» **INSTRUCTIONS**:
**A)** Answer these questions using the blog post about waiting for cancer treatment, giving each answer on its own line with the same label:
(i) Which two kinds of doctors does the writer need to speak with?
(ii) What test did the writer have yesterday?
(iii) Who gave the writer the appointment details?
**B)** Write the next part of the blog post about waiting for cancer treatment, starting after its final sentence.

» **SELECTED EXTRACT**:
···
My M.O. seems to be reverse mode

I seem to be the type of person who needs to know the solution to cope. Knowing how big a deal something is or the big picture is crucial to me functioning with everything that is on my plate. My job is supposedly to relax and get prepared to heal. Last night was the first full night sleep in a while, too.

The coming few weeks are going to involve a lot of consultations with different doctors, and the guidance for my treatment plan will come from ones who are not local. I will need to speak with both a medical oncologist and a radiation oncologist. I can only hope that the magnetic resonance imaging (MRI) test I had yesterday will be helpful to these doctors as well.

BC Cancer gave me the appointment details, and hopefully the appointments don’t switch because I’ve taken that carpe diem attitude/approach.

I’m not very patient right now. I want all the answers up front. That helps me handle the pain of going through this experience. There’s a lot of emotional wounds I’m working on at the same time as needing the doctors to work their magic too. I have to believe in magic to handle the unknowns, also a God to pray to.
···
» **SUPPLIED ENTRIES**:

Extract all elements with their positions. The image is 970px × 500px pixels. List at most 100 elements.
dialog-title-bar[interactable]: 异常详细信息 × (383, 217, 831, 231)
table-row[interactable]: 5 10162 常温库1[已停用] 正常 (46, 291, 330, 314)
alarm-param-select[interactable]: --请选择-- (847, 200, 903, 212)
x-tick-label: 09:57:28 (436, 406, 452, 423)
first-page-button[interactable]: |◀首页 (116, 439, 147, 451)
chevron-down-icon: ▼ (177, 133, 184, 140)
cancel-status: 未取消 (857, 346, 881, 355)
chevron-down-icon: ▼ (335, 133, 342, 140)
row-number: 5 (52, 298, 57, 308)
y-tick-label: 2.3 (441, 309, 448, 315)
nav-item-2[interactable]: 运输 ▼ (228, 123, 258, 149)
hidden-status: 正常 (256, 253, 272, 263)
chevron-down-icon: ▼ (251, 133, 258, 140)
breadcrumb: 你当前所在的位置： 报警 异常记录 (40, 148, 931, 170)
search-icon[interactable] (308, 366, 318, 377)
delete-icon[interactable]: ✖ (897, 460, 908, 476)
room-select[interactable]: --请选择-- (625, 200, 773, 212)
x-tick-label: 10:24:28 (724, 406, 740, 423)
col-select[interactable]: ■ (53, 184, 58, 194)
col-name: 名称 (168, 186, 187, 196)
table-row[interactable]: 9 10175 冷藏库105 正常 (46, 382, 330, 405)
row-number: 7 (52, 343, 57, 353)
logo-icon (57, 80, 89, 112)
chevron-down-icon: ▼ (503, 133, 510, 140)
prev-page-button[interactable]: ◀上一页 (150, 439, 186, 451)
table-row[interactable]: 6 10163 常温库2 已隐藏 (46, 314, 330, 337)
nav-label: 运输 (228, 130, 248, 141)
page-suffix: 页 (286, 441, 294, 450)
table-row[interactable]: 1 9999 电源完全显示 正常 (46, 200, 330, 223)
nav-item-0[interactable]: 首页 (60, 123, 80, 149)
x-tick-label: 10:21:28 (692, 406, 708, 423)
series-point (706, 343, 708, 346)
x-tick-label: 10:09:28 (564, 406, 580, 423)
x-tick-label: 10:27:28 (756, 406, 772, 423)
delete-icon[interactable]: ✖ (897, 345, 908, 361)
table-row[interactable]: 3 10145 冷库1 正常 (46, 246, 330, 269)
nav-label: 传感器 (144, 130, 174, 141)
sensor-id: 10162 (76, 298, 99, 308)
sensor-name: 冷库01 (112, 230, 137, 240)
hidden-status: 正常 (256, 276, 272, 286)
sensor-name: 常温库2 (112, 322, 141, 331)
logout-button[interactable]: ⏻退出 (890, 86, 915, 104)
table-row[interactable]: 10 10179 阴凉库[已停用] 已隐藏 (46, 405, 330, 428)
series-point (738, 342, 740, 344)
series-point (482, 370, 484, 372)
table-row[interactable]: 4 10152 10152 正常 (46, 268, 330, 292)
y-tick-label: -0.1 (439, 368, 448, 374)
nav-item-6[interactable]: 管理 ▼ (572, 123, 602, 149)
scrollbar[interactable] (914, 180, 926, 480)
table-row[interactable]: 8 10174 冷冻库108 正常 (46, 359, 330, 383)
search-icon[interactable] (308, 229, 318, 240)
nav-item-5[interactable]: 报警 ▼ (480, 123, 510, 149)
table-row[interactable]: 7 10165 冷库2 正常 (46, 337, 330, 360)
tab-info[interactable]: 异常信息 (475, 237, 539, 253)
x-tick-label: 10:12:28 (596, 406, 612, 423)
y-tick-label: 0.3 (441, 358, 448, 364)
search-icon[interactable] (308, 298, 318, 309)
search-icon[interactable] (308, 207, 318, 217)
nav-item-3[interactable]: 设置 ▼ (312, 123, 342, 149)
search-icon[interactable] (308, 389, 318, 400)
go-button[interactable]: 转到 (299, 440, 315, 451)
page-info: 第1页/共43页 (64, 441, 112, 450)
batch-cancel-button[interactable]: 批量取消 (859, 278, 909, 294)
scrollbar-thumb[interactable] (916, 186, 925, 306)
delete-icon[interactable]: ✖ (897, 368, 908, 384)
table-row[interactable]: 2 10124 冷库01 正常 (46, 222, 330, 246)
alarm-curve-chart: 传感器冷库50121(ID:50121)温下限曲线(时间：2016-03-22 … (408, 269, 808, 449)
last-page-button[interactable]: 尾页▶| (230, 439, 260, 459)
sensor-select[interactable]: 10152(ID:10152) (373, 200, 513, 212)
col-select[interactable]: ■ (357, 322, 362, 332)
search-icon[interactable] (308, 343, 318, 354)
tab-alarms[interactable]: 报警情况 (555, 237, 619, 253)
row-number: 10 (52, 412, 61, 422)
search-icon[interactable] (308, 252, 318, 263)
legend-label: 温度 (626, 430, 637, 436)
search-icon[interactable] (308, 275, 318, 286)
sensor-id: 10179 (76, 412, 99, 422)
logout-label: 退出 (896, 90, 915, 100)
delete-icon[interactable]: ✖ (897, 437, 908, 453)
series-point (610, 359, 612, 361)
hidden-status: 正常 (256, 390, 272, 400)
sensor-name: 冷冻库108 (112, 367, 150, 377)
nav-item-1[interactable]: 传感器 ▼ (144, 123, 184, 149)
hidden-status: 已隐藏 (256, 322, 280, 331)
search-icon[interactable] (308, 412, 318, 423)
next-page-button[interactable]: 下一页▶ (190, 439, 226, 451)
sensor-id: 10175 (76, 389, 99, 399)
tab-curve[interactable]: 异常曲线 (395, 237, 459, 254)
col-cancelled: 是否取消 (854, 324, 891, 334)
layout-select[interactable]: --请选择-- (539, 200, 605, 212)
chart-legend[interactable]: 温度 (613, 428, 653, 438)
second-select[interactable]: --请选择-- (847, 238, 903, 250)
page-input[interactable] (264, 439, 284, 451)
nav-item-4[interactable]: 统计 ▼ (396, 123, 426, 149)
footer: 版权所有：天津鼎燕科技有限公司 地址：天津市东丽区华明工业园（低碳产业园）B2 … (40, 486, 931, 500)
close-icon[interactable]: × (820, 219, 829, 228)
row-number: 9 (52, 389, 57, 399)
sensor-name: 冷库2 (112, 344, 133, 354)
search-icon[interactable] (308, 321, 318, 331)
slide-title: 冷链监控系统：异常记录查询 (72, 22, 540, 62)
···
» **ANSWER LIST**:
**A)**
(i) A medical oncologist and a radiation oncologist.
(ii) A magnetic resonance imaging (MRI) test.
(iii) BC Cancer.

**B)**
Yesterday, the technicians who ran the MRI test were wonderful. They may have been prepped for a challenge with me, but even so – they handled it so well. The IV was set up in one go. I was given warm blankets to keep my blood circulating. I’m hoping my body did take the dye despite my poor circulation, and the results of the test are readable.

I think the test took longer than it generally does. My myriad of health problems always do. That is one reason I’m always early for everything. I have to prep myself for decision making.

A lot of really old memories have popped up in my mind. Doing puzzles with my dad as a wee lass. Concocting make believe potions in his wheel barrow with sticks and twigs and grass. These are happy memories, but I don’t like puzzles now. All I could probably handle on my own is a puzzle for a 3 year old. And I also don’t want to comfort myself with memories of my long lost relatives – I’d like the chance to make new memories.

Week by week is how I’ve got to take this challenge. My posting will be inconsistent – weekly is best I can handle to actually tell any story.